▸ WHAT IS NEEDED
Would you extract the whole listing below and retype it exactly?

▸ Data listing
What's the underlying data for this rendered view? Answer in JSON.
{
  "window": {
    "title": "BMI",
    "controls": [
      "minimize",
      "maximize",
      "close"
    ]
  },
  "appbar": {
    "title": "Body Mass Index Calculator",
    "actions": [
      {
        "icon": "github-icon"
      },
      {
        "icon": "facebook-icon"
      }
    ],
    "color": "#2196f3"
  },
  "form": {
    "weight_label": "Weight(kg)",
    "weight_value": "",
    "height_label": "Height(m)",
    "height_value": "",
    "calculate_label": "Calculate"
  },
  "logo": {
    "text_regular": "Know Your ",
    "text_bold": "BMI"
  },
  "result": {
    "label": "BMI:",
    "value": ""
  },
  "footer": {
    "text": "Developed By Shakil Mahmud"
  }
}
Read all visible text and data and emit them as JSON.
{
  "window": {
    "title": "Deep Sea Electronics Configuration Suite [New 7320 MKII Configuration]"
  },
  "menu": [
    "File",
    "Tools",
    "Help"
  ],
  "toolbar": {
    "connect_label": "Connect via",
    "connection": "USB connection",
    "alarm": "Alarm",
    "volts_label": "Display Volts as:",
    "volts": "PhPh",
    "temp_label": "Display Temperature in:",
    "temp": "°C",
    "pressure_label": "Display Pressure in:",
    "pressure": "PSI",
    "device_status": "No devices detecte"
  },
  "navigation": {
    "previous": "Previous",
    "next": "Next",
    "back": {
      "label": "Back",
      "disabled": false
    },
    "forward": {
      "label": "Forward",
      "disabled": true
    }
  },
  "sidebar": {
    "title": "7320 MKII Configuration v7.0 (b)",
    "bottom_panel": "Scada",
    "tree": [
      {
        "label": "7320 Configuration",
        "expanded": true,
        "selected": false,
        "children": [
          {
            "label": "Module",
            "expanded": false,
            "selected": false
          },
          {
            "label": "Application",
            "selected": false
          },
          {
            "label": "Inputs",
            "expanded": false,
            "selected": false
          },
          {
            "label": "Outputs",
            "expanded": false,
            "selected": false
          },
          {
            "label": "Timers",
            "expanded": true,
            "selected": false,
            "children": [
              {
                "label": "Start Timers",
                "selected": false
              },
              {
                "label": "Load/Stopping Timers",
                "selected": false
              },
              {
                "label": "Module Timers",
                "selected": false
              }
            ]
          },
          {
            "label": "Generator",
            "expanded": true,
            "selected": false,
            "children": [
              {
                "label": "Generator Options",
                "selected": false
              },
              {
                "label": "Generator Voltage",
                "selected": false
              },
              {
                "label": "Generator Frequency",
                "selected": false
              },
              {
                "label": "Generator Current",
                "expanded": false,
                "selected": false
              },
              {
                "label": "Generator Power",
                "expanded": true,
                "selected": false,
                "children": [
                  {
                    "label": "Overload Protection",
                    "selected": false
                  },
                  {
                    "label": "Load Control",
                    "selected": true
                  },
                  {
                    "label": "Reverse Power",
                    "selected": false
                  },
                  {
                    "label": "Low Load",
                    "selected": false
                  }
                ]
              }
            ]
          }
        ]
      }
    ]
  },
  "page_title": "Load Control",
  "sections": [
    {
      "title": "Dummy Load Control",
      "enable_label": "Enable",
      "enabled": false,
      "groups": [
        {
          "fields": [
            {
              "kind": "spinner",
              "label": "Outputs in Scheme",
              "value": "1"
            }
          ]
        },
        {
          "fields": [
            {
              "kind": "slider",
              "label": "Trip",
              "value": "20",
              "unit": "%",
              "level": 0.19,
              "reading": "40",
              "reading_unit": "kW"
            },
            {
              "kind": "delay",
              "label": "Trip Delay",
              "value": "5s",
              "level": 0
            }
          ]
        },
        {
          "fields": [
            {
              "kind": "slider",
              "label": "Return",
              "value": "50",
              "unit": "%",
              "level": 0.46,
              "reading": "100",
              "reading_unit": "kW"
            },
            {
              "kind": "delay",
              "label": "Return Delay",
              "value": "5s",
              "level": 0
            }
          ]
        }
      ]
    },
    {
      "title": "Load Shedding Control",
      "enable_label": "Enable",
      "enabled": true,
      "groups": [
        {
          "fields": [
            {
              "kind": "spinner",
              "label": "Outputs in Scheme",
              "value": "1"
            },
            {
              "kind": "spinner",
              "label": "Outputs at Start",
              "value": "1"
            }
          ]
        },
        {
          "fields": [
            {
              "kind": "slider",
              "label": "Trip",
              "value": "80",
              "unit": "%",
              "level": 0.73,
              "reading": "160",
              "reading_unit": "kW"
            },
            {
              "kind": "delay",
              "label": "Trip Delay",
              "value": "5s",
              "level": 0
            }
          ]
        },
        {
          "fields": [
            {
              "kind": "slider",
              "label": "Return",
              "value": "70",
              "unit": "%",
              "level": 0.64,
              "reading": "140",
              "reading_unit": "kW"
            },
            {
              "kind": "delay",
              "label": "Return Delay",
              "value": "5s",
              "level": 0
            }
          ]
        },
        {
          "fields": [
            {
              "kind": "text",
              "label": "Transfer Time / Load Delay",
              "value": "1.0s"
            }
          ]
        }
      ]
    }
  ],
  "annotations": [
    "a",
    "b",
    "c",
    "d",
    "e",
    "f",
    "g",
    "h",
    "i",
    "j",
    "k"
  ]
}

▸ RESULT OF THE EXERCISE
What's the underlying data for this rendered view? Answer in JSON.
{
  "window": {
    "title": "BMI",
    "controls": [
      "minimize",
      "maximize",
      "close"
    ]
  },
  "appbar": {
    "title": "Body Mass Index Calculator",
    "actions": [
      {
        "icon": "github-icon"
      },
      {
        "icon": "facebook-icon"
      }
    ],
    "color": "#2196f3"
  },
  "form": {
    "weight_label": "Weight(kg)",
    "weight_value": "",
    "height_label": "Height(m)",
    "height_value": "",
    "calculate_label": "Calculate"
  },
  "logo": {
    "text_regular": "Know Your ",
    "text_bold": "BMI"
  },
  "result": {
    "label": "BMI:",
    "value": ""
  },
  "footer": {
    "text": "Developed By Shakil Mahmud"
  }
}
Read all visible text and data and emit them as JSON.
{
  "window": {
    "title": "Deep Sea Electronics Configuration Suite [New 7320 MKII Configuration]"
  },
  "menu": [
    "File",
    "Tools",
    "Help"
  ],
  "toolbar": {
    "connect_label": "Connect via",
    "connection": "USB connection",
    "alarm": "Alarm",
    "volts_label": "Display Volts as:",
    "volts": "PhPh",
    "temp_label": "Display Temperature in:",
    "temp": "°C",
    "pressure_label": "Display Pressure in:",
    "pressure": "PSI",
    "device_status": "No devices detecte"
  },
  "navigation": {
    "previous": "Previous",
    "next": "Next",
    "back": {
      "label": "Back",
      "disabled": false
    },
    "forward": {
      "label": "Forward",
      "disabled": true
    }
  },
  "sidebar": {
    "title": "7320 MKII Configuration v7.0 (b)",
    "bottom_panel": "Scada",
    "tree": [
      {
        "label": "7320 Configuration",
        "expanded": true,
        "selected": false,
        "children": [
          {
            "label": "Module",
            "expanded": false,
            "selected": false
          },
          {
            "label": "Application",
            "selected": false
          },
          {
            "label": "Inputs",
            "expanded": false,
            "selected": false
          },
          {
            "label": "Outputs",
            "expanded": false,
            "selected": false
          },
          {
            "label": "Timers",
            "expanded": true,
            "selected": false,
            "children": [
              {
                "label": "Start Timers",
                "selected": false
              },
              {
                "label": "Load/Stopping Timers",
                "selected": false
              },
              {
                "label": "Module Timers",
                "selected": false
              }
            ]
          },
          {
            "label": "Generator",
            "expanded": true,
            "selected": false,
            "children": [
              {
                "label": "Generator Options",
                "selected": false
              },
              {
                "label": "Generator Voltage",
                "selected": false
              },
              {
                "label": "Generator Frequency",
                "selected": false
              },
              {
                "label": "Generator Current",
                "expanded": false,
                "selected": false
              },
              {
                "label": "Generator Power",
                "expanded": true,
                "selected": false,
                "children": [
                  {
                    "label": "Overload Protection",
                    "selected": false
                  },
                  {
                    "label": "Load Control",
                    "selected": true
                  },
                  {
                    "label": "Reverse Power",
                    "selected": false
                  },
                  {
                    "label": "Low Load",
                    "selected": false
                  }
                ]
              }
            ]
          }
        ]
      }
    ]
  },
  "page_title": "Load Control",
  "sections": [
    {
      "title": "Dummy Load Control",
      "enable_label": "Enable",
      "enabled": false,
      "groups": [
        {
          "fields": [
            {
              "kind": "spinner",
              "label": "Outputs in Scheme",
              "value": "1"
            }
          ]
        },
        {
          "fields": [
            {
              "kind": "slider",
              "label": "Trip",
              "value": "20",
              "unit": "%",
              "level": 0.19,
              "reading": "40",
              "reading_unit": "kW"
            },
            {
              "kind": "delay",
              "label": "Trip Delay",
              "value": "5s",
              "level": 0
            }
          ]
        },
        {
          "fields": [
            {
              "kind": "slider",
              "label": "Return",
              "value": "50",
              "unit": "%",
              "level": 0.46,
              "reading": "100",
              "reading_unit": "kW"
            },
            {
              "kind": "delay",
              "label": "Return Delay",
              "value": "5s",
              "level": 0
            }
          ]
        }
      ]
    },
    {
      "title": "Load Shedding Control",
      "enable_label": "Enable",
      "enabled": true,
      "groups": [
        {
          "fields": [
            {
              "kind": "spinner",
              "label": "Outputs in Scheme",
              "value": "1"
            },
            {
              "kind": "spinner",
              "label": "Outputs at Start",
              "value": "1"
            }
          ]
        },
        {
          "fields": [
            {
              "kind": "slider",
              "label": "Trip",
              "value": "80",
              "unit": "%",
              "level": 0.73,
              "reading": "160",
              "reading_unit": "kW"
            },
            {
              "kind": "delay",
              "label": "Trip Delay",
              "value": "5s",
              "level": 0
            }
          ]
        },
        {
          "fields": [
            {
              "kind": "slider",
              "label": "Return",
              "value": "70",
              "unit": "%",
              "level": 0.64,
              "reading": "140",
              "reading_unit": "kW"
            },
            {
              "kind": "delay",
              "label": "Return Delay",
              "value": "5s",
              "level": 0
            }
          ]
        },
        {
          "fields": [
            {
              "kind": "text",
              "label": "Transfer Time / Load Delay",
              "value": "1.0s"
            }
          ]
        }
      ]
    }
  ],
  "annotations": [
    "a",
    "b",
    "c",
    "d",
    "e",
    "f",
    "g",
    "h",
    "i",
    "j",
    "k"
  ]
}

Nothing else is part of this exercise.